__To be done__: Write only the number of lines holding the string "color".

━━━ Records shown ━━━

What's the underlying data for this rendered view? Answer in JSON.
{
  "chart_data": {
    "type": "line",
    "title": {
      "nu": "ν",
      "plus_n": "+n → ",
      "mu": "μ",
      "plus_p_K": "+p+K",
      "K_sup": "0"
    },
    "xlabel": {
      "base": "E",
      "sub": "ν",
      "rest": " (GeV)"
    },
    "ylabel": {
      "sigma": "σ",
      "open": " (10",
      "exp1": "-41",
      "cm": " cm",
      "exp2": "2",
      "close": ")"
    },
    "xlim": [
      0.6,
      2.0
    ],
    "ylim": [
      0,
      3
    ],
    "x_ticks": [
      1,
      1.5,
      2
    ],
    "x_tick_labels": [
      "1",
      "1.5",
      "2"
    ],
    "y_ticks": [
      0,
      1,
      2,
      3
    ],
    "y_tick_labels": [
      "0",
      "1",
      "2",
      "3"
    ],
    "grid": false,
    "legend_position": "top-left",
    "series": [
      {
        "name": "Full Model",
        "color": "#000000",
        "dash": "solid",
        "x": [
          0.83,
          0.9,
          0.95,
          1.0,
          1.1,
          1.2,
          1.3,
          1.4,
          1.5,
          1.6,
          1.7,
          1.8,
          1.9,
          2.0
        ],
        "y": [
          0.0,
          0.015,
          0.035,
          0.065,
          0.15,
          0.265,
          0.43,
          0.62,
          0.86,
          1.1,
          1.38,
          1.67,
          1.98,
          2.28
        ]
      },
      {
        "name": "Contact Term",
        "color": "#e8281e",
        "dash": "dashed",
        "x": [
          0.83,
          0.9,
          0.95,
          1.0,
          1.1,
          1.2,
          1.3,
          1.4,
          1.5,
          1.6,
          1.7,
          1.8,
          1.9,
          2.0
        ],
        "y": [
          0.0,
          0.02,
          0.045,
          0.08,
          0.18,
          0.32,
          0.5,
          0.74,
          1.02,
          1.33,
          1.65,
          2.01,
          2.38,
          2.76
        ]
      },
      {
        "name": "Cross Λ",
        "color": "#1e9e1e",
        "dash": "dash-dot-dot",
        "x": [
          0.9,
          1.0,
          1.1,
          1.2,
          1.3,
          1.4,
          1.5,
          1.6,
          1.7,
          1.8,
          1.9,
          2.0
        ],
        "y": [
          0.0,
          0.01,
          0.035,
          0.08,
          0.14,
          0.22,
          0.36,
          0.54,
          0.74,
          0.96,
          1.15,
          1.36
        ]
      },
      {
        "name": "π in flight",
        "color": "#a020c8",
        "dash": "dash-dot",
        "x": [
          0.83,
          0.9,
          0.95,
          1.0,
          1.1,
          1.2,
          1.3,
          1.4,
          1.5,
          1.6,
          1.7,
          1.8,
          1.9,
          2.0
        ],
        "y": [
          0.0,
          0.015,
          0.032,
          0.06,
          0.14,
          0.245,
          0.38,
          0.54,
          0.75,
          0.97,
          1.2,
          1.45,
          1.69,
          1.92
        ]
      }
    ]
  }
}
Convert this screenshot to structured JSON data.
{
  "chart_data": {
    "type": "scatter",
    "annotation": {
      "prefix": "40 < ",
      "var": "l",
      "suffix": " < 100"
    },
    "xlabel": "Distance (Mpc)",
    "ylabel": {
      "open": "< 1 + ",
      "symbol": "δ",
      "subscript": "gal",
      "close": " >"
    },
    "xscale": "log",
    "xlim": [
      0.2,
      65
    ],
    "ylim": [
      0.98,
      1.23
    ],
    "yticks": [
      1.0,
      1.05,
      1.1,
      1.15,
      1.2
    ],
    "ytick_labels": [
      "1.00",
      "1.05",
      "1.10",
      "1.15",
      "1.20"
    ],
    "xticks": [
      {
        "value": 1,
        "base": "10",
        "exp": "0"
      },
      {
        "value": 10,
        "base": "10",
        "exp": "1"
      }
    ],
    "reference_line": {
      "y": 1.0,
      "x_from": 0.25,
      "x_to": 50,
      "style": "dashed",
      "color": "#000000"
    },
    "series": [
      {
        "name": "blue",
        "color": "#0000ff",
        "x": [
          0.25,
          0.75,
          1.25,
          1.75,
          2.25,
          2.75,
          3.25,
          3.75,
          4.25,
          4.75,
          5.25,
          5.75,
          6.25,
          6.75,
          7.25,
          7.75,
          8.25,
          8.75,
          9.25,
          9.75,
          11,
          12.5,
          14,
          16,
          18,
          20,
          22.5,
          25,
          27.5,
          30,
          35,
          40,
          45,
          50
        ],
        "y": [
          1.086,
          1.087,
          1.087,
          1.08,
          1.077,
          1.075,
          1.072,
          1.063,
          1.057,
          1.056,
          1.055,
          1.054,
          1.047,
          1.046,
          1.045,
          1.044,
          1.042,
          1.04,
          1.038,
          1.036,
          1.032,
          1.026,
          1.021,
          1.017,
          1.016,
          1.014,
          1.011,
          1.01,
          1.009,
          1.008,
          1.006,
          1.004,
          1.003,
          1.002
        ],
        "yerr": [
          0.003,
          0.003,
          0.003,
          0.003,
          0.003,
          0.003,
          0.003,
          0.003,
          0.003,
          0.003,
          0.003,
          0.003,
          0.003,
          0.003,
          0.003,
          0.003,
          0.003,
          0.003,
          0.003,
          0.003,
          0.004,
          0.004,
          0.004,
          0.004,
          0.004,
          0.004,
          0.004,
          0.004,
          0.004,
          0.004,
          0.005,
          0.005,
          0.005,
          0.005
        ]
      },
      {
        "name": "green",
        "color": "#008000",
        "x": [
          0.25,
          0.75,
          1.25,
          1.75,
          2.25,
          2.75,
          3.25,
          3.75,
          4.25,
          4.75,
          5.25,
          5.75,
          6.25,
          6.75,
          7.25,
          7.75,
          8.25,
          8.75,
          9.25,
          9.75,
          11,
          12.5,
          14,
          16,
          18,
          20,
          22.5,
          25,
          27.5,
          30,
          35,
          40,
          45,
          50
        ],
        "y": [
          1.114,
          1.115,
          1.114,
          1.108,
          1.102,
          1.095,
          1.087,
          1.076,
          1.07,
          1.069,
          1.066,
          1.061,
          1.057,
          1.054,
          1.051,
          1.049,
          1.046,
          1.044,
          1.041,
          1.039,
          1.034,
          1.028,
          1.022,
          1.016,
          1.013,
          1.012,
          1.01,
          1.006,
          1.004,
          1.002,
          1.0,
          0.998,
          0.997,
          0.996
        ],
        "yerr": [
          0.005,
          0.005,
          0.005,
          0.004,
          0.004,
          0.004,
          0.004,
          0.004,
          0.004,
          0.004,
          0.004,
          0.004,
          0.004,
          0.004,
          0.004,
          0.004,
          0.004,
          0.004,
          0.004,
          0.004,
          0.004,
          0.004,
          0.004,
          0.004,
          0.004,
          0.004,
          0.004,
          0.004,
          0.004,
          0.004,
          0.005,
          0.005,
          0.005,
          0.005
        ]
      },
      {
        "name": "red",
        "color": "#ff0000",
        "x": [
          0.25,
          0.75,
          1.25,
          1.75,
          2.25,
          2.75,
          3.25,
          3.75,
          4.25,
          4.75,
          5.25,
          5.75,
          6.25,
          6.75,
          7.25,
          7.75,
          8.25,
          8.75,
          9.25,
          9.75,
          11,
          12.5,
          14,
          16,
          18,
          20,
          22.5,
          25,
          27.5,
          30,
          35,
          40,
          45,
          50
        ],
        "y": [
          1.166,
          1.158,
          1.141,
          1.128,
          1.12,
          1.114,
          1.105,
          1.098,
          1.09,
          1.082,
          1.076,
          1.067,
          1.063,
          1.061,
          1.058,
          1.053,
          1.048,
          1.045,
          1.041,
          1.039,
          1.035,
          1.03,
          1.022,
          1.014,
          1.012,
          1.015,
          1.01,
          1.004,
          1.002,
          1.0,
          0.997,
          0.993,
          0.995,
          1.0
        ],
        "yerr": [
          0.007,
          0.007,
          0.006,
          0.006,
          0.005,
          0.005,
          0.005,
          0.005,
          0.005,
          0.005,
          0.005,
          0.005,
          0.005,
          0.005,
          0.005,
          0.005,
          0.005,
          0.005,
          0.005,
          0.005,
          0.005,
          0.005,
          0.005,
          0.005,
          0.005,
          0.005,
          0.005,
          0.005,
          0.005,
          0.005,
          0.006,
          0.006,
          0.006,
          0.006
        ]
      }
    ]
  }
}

━━━

__Problem solution__: 8